WHAT YOU WILL DO: Report each line of the data that includes the word "American".

RECORDS FOR PROCESSING:
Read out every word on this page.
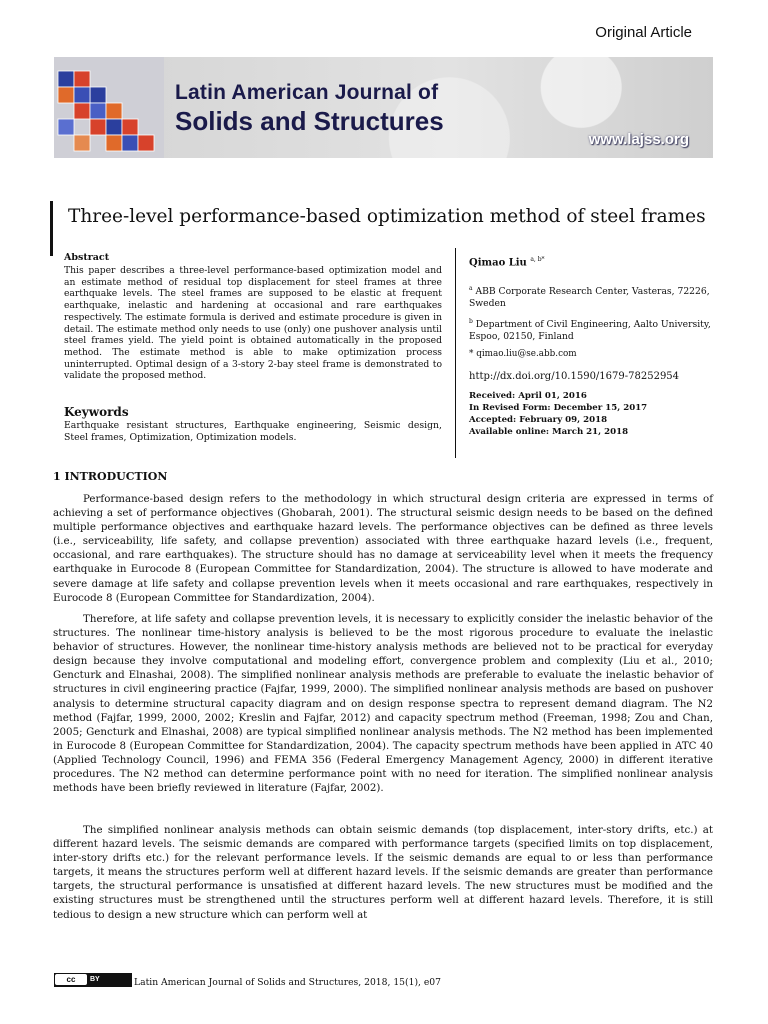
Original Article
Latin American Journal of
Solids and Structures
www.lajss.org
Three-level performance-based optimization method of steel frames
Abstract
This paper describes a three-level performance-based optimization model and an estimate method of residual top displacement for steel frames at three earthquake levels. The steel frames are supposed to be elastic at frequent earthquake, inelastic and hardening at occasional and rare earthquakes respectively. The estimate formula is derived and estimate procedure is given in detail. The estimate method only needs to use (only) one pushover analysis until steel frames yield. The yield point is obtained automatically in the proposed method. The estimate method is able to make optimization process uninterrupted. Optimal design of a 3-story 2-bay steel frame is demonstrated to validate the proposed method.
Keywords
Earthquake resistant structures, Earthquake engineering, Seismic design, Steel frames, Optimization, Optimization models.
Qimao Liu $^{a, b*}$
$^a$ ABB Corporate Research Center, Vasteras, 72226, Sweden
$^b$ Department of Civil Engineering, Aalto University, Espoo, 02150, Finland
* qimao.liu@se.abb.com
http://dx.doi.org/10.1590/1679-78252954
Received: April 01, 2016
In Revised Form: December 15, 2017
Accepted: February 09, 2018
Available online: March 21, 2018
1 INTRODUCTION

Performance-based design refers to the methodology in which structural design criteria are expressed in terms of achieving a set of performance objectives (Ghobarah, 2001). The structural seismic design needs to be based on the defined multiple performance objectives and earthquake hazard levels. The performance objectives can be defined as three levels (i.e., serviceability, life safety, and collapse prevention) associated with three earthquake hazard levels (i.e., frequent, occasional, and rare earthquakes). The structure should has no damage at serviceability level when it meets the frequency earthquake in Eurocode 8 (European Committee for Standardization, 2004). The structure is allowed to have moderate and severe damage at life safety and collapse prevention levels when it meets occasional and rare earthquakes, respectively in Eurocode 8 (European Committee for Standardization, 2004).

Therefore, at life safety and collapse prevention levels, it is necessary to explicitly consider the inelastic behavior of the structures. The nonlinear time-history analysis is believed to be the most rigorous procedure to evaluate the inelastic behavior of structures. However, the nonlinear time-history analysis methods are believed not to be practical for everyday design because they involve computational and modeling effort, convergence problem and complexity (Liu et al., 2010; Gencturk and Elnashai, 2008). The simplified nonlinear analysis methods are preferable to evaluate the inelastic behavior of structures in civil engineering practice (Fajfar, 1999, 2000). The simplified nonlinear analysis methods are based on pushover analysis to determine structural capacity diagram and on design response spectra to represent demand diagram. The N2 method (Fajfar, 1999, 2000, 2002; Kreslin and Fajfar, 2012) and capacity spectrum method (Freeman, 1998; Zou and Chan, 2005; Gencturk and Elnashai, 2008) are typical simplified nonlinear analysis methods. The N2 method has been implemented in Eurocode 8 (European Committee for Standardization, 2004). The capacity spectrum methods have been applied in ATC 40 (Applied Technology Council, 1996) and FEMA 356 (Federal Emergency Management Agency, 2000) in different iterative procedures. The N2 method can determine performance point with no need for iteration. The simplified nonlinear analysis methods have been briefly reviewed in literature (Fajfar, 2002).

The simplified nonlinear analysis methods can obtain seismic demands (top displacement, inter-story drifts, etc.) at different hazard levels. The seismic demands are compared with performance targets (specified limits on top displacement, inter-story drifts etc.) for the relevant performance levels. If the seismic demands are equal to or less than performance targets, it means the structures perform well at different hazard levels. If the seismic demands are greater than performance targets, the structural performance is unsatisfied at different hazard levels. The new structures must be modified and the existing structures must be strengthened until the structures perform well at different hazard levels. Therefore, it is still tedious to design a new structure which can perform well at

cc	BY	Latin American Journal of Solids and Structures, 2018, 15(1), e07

FINISHED TASK:
Latin American Journal of
cc	BY	Latin American Journal of Solids and Structures, 2018, 15(1), e07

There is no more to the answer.